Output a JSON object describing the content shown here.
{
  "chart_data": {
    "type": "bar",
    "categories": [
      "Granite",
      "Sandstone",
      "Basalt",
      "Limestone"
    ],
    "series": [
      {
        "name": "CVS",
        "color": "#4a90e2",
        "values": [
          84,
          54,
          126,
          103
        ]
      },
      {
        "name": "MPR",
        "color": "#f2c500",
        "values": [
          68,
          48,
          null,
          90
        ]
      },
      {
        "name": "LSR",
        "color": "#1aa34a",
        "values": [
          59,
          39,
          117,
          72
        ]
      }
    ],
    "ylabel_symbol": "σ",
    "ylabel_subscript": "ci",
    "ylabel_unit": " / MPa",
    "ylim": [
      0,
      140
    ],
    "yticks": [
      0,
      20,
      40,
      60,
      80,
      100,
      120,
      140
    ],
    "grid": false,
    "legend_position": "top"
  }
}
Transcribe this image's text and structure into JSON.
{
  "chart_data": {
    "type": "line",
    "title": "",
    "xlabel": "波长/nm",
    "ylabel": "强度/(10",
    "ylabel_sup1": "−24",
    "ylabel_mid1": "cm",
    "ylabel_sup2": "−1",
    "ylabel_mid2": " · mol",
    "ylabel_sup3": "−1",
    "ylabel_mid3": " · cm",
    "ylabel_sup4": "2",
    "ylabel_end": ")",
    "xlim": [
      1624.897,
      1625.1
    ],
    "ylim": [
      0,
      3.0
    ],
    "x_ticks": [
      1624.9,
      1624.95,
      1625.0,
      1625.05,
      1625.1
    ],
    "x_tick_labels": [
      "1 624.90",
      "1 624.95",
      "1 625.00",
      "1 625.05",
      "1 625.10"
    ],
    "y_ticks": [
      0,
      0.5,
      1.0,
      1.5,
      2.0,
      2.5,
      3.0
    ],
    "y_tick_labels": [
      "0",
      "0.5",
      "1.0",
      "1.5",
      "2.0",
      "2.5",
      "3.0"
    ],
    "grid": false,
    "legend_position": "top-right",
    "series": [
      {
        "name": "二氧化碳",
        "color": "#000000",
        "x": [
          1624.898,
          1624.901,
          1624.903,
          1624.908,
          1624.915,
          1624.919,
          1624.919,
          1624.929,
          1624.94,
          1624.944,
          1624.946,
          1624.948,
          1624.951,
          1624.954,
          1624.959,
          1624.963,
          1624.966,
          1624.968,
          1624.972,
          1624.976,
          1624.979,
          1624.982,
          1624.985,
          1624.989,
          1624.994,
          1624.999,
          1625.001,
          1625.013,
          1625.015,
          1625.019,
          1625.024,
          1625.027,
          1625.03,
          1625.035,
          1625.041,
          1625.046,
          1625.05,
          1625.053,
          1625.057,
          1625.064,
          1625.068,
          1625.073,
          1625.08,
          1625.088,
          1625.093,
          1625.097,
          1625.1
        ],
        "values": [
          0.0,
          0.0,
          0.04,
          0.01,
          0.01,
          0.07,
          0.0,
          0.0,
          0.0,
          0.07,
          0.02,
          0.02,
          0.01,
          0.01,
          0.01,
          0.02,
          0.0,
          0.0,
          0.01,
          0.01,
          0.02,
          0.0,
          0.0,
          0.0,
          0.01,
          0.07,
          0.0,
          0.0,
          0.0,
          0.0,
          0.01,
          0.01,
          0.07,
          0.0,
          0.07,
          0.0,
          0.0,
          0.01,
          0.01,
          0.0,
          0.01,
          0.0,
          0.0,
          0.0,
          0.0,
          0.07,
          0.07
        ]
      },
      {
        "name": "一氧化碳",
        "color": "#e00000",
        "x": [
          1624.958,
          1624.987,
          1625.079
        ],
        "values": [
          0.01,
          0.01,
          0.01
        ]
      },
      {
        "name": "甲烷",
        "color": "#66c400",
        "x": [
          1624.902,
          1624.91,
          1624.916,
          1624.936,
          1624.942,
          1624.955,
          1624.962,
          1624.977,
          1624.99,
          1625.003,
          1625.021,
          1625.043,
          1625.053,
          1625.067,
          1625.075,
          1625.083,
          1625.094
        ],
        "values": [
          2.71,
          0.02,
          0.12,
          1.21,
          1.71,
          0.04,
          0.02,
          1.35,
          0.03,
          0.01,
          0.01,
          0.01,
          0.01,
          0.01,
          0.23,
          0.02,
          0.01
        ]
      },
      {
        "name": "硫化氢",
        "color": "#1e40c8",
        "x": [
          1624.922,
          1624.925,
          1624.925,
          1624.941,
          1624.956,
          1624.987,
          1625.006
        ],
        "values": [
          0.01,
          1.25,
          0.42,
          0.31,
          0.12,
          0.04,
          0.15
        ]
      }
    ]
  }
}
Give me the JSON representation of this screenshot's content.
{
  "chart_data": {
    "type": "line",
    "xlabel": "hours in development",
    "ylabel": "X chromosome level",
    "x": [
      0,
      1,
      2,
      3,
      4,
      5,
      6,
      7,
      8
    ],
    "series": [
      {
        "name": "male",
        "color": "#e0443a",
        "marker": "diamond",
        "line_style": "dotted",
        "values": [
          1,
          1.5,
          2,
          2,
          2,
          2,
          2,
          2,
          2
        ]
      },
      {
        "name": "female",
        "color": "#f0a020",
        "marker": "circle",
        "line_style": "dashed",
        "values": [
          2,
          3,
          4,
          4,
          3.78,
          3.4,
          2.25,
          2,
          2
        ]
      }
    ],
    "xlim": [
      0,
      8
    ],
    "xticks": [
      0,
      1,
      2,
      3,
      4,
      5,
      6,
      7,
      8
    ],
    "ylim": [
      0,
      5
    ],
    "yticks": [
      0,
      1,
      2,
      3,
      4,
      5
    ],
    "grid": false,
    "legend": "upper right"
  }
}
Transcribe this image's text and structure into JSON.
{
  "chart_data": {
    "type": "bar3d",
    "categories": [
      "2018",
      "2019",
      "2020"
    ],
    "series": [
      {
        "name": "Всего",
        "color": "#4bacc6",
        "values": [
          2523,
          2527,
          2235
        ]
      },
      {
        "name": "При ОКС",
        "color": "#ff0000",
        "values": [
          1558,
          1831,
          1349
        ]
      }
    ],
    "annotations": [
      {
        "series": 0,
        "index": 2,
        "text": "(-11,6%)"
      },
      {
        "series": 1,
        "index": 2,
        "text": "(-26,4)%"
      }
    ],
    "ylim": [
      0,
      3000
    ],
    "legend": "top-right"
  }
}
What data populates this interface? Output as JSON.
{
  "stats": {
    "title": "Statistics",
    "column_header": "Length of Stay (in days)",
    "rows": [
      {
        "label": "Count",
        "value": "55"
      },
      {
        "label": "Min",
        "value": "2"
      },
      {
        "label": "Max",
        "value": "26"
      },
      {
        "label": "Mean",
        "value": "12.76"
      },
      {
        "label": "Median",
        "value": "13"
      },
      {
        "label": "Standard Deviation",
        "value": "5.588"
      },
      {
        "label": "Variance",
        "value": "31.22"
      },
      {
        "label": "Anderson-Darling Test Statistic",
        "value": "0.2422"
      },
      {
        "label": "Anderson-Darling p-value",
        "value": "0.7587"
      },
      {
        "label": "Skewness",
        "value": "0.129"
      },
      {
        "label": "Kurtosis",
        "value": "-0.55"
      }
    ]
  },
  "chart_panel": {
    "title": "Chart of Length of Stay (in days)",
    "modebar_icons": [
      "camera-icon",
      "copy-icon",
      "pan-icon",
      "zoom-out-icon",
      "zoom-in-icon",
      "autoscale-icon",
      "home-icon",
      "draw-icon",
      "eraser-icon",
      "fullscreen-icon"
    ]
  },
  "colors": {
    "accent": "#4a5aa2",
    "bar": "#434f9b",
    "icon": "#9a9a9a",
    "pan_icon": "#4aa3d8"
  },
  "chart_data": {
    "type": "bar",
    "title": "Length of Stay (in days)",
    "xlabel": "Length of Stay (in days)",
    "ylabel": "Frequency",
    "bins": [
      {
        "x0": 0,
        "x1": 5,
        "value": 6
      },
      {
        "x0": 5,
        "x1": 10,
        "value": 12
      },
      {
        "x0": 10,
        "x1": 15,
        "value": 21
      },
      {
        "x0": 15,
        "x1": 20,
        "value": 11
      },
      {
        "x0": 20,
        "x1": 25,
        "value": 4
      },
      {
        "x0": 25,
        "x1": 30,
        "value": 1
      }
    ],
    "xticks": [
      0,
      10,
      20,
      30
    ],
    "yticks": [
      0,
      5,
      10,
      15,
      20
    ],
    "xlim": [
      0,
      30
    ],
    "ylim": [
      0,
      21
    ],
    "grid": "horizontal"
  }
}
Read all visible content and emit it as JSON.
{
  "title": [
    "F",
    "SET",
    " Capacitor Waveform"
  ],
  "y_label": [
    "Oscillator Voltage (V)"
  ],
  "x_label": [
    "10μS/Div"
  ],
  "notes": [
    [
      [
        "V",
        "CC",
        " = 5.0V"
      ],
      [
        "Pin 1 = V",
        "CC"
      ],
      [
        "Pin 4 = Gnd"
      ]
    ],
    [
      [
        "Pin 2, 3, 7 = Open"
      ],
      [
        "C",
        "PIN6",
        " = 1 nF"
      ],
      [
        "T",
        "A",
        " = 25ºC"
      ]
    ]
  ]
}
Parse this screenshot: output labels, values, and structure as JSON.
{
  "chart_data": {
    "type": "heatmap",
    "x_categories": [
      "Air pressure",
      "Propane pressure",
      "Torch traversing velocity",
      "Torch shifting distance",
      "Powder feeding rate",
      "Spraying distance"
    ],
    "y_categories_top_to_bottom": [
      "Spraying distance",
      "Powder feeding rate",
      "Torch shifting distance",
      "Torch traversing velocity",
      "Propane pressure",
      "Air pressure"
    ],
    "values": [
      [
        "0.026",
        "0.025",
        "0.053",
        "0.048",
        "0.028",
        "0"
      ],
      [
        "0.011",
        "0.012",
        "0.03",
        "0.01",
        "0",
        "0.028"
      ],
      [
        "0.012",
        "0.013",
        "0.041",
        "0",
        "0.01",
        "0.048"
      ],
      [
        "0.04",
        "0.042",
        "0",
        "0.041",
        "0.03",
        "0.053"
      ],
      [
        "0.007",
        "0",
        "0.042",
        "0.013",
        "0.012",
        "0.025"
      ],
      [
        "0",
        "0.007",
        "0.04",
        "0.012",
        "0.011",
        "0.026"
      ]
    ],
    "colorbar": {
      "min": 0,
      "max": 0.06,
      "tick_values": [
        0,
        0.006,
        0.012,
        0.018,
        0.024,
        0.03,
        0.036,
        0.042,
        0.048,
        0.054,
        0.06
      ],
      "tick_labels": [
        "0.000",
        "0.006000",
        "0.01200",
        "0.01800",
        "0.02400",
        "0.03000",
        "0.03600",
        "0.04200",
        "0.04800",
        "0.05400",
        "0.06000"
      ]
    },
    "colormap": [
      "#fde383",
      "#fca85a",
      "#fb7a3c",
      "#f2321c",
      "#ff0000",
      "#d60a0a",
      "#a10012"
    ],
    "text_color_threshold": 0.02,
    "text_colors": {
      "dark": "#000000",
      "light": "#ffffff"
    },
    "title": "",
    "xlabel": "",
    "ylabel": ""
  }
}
━━━━━━━━
▸ Short task
Look through the entries above and list every line containing "title".

▸ Answer to the task
    "title": "",
    "title": "Statistics",
    "title": "Chart of Length of Stay (in days)",
    "title": "Length of Stay (in days)",
  "title": [
    "title": "",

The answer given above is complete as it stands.